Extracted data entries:
+--
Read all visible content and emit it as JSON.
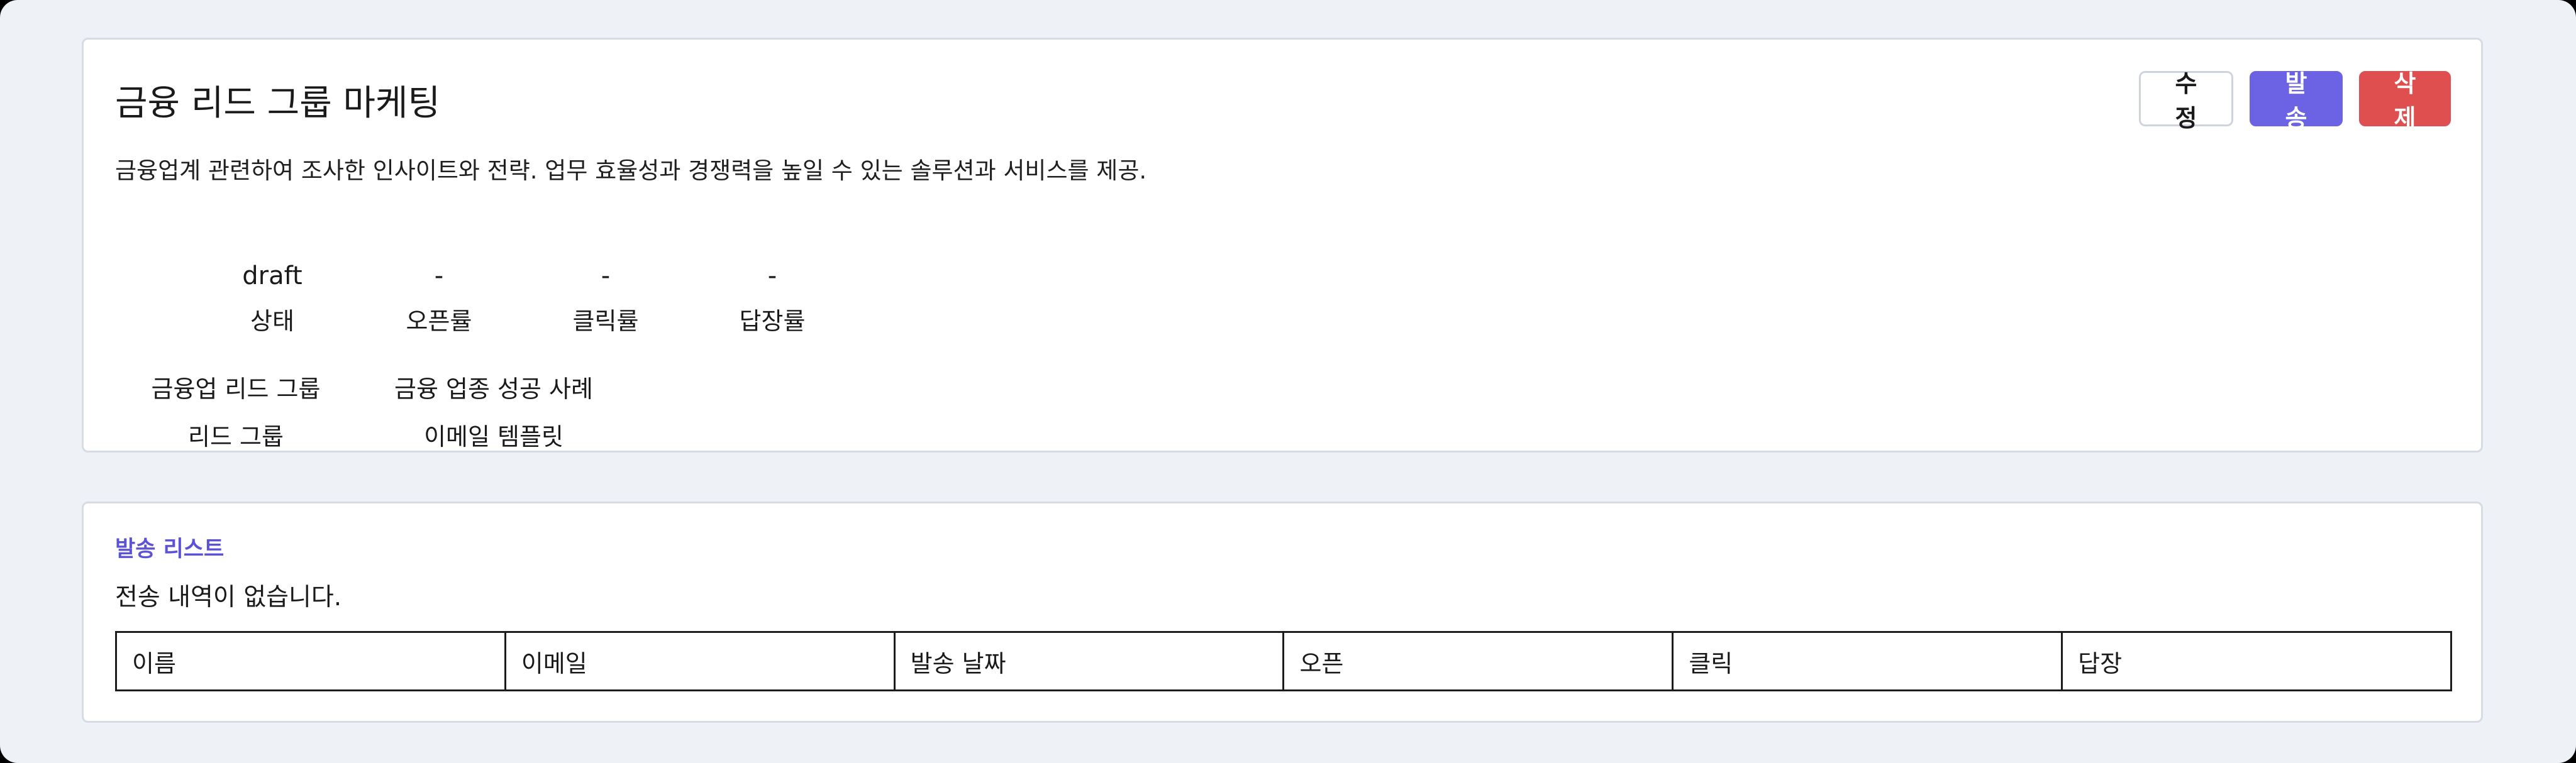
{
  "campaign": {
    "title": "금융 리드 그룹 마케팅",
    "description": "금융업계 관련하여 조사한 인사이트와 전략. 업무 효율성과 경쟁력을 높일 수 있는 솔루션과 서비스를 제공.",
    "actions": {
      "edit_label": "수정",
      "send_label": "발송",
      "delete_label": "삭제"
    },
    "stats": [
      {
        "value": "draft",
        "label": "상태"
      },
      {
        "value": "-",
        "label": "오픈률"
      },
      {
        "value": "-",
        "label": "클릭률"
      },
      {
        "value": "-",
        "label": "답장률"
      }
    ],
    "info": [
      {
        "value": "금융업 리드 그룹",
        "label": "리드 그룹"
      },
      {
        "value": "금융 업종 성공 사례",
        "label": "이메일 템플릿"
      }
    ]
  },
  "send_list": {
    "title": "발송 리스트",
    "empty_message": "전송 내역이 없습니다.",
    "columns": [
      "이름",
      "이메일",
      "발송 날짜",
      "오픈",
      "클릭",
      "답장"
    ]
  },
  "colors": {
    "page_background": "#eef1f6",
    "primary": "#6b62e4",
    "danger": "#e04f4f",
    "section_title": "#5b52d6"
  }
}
+--
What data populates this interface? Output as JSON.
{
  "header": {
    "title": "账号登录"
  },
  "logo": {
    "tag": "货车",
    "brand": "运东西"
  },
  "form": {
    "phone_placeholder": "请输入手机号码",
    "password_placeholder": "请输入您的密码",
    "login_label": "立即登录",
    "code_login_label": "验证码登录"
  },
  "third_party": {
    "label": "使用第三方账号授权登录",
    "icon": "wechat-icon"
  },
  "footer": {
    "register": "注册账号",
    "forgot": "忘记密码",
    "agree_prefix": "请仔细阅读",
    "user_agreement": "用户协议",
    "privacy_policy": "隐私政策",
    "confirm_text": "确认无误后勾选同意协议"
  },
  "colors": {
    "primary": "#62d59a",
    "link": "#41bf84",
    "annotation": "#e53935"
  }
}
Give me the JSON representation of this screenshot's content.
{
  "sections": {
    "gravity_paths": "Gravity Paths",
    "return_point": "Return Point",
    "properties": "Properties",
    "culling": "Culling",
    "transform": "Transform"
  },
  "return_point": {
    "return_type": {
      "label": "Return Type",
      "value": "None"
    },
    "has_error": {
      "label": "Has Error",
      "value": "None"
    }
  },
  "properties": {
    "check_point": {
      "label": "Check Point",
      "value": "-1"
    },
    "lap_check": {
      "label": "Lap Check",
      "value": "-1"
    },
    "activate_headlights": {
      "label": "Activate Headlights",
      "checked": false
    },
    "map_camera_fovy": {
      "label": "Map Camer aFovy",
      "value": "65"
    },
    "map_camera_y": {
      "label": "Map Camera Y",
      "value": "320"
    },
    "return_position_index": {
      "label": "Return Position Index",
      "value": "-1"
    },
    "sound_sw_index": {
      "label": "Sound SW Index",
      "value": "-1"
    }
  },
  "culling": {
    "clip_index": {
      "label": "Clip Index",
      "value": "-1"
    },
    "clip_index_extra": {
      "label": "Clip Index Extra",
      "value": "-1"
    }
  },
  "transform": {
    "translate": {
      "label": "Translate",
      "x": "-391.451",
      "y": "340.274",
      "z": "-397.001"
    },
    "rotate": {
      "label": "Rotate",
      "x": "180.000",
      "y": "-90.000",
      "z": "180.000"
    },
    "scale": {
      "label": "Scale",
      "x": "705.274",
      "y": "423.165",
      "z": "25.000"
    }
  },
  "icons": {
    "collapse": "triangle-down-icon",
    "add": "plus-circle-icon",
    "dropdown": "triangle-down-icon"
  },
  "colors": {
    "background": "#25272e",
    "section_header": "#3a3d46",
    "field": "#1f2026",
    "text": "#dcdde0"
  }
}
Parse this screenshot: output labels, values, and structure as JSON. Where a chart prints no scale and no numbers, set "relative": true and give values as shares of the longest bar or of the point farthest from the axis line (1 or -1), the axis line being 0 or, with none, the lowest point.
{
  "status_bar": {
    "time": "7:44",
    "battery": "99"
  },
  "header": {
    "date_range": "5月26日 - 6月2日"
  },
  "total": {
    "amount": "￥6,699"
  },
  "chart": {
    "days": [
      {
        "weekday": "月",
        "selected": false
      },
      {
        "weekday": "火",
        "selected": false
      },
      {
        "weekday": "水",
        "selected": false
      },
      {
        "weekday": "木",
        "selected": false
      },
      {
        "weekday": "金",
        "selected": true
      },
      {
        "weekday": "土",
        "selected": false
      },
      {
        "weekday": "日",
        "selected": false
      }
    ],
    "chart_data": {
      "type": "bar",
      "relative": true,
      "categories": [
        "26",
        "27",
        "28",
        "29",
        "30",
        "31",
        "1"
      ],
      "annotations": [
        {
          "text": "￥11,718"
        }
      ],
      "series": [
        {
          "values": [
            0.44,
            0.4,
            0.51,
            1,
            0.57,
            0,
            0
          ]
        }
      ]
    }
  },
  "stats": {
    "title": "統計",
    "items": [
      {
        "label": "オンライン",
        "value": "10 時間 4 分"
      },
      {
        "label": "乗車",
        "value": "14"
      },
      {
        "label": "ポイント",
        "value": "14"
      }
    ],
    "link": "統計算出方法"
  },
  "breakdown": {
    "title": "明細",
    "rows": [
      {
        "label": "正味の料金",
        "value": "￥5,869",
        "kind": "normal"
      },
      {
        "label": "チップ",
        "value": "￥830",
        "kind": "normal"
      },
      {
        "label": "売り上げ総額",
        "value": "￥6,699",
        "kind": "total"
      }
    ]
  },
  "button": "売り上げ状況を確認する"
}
+--
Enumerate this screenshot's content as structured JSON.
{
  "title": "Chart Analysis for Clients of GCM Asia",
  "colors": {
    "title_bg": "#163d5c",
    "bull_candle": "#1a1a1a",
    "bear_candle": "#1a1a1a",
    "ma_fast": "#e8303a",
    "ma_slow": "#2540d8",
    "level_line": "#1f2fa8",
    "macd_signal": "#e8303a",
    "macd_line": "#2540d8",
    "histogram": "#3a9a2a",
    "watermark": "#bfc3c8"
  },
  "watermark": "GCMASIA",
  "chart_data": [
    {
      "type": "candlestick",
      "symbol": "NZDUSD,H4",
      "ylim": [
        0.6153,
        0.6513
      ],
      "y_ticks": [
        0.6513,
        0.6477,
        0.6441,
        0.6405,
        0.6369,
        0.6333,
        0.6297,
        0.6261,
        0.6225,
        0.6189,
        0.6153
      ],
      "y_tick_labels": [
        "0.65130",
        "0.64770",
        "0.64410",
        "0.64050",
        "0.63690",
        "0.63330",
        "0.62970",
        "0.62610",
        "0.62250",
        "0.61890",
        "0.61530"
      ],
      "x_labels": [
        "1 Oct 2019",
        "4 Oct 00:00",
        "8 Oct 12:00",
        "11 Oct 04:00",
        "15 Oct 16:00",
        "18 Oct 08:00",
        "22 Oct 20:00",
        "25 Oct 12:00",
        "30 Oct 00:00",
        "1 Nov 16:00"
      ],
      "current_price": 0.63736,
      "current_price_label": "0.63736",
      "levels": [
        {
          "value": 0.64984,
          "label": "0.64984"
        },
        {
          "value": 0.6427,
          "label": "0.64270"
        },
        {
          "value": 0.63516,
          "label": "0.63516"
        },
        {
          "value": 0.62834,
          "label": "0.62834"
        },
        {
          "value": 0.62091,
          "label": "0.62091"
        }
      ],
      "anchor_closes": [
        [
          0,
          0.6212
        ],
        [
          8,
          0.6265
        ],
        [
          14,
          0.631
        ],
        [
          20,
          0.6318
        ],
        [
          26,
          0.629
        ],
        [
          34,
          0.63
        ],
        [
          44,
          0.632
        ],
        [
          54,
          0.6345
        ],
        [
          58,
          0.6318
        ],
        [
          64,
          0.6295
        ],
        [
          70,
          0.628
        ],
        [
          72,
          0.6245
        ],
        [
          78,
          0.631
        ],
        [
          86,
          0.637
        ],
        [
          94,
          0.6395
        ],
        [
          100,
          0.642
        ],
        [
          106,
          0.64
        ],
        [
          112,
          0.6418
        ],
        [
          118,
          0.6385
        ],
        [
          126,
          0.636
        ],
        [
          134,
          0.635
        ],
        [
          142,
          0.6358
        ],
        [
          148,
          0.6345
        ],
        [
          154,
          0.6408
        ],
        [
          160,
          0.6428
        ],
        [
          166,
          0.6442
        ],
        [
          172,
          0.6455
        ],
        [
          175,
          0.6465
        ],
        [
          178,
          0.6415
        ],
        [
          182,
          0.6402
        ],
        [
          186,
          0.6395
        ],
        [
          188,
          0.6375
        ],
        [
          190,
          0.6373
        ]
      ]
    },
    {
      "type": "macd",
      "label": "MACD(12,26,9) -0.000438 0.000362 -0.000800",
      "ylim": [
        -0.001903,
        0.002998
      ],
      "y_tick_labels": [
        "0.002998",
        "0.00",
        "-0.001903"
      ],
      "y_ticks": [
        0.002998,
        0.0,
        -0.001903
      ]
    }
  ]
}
+--
» EXERCISE:
Track down every line holding the string "watermark" and copy it.

» WORKED ANSWER:
    "watermark": "#bfc3c8"
  "watermark": "GCMASIA",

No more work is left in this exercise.